> What the task requires:
Seek out every line containing the word "lights", and copy each.

○ ○ ○ ○

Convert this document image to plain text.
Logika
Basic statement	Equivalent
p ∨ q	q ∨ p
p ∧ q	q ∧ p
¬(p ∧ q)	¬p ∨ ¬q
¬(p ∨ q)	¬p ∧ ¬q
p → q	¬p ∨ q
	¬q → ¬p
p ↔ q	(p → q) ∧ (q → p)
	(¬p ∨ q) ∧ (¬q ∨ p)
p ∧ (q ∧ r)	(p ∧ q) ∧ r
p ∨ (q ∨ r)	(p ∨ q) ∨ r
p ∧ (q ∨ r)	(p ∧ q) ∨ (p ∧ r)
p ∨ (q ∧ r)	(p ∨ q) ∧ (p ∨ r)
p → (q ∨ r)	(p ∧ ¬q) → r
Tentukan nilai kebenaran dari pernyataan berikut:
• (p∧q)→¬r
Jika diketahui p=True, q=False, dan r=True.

○ ○ ○ ○

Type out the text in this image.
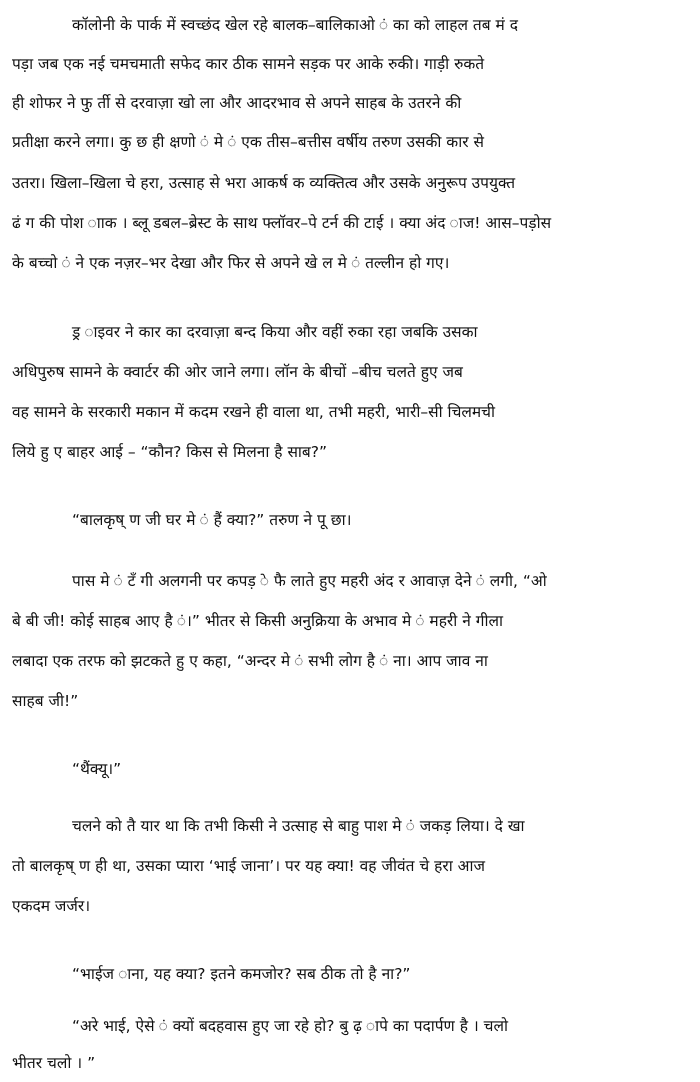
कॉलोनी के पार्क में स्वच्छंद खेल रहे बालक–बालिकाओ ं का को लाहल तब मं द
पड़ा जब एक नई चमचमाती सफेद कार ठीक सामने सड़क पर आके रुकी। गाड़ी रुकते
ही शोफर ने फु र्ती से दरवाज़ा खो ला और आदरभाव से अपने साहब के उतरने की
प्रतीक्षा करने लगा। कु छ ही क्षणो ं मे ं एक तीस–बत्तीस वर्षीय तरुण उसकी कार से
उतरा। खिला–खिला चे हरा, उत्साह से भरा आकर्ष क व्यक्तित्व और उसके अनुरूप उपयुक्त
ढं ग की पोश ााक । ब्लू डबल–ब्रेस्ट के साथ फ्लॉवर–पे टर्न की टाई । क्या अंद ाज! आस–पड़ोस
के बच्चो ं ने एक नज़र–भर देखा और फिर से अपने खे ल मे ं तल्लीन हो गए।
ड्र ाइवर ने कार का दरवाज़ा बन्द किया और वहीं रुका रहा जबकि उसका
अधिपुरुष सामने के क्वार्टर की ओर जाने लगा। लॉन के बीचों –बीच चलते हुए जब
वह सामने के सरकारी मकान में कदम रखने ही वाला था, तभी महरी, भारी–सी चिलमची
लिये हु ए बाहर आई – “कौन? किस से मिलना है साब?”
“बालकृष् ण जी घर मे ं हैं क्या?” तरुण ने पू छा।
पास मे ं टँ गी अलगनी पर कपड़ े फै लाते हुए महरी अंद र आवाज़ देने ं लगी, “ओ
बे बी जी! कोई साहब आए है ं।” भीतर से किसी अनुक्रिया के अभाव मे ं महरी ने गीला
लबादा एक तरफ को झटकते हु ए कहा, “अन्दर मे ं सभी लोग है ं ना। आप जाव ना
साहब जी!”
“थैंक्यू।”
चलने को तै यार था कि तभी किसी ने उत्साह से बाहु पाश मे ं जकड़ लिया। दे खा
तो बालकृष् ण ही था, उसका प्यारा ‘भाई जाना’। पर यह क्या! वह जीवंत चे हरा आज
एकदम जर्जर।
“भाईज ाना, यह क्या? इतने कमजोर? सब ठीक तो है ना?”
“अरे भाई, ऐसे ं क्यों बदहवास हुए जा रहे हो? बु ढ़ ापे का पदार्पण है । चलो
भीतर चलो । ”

○ ○ ○ ○

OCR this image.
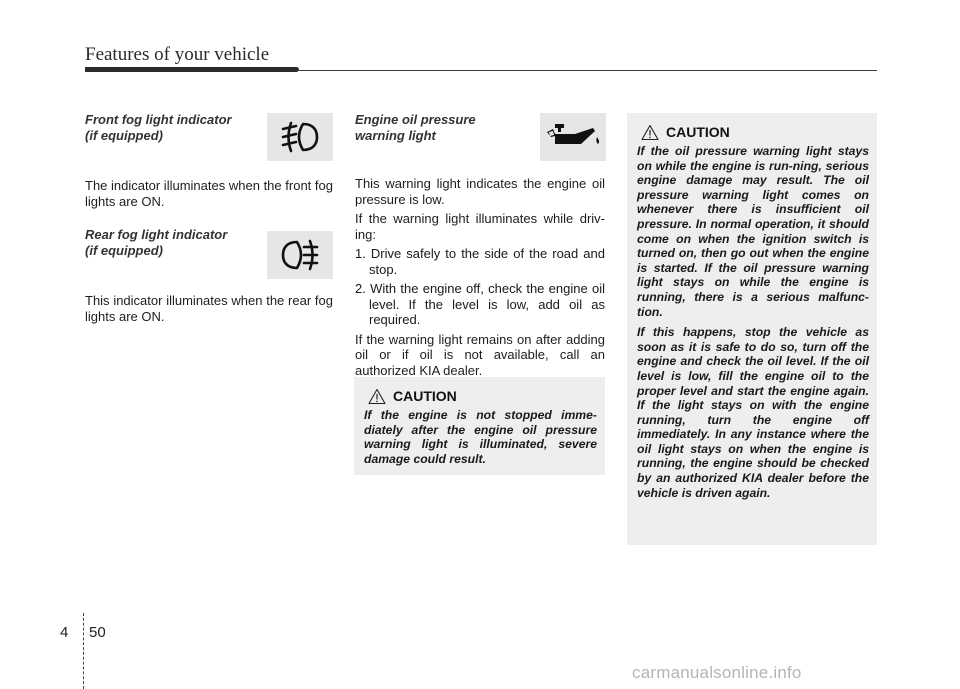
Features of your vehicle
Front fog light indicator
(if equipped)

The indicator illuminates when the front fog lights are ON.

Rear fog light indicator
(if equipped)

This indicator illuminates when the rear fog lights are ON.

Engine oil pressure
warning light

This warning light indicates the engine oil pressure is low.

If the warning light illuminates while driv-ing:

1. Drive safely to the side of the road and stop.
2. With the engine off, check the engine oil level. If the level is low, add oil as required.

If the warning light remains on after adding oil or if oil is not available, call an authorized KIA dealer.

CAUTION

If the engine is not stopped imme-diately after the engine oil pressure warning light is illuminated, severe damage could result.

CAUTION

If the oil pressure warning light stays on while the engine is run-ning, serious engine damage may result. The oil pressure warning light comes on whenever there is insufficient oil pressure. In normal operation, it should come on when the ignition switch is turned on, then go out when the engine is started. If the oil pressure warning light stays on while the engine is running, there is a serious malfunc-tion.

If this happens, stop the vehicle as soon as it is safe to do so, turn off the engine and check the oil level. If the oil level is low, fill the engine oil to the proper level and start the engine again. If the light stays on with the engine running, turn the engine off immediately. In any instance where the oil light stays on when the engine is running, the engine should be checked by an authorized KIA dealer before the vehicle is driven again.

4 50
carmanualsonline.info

○ ○ ○ ○

> The completed task:
The indicator illuminates when the front fog lights are ON.
This indicator illuminates when the rear fog lights are ON.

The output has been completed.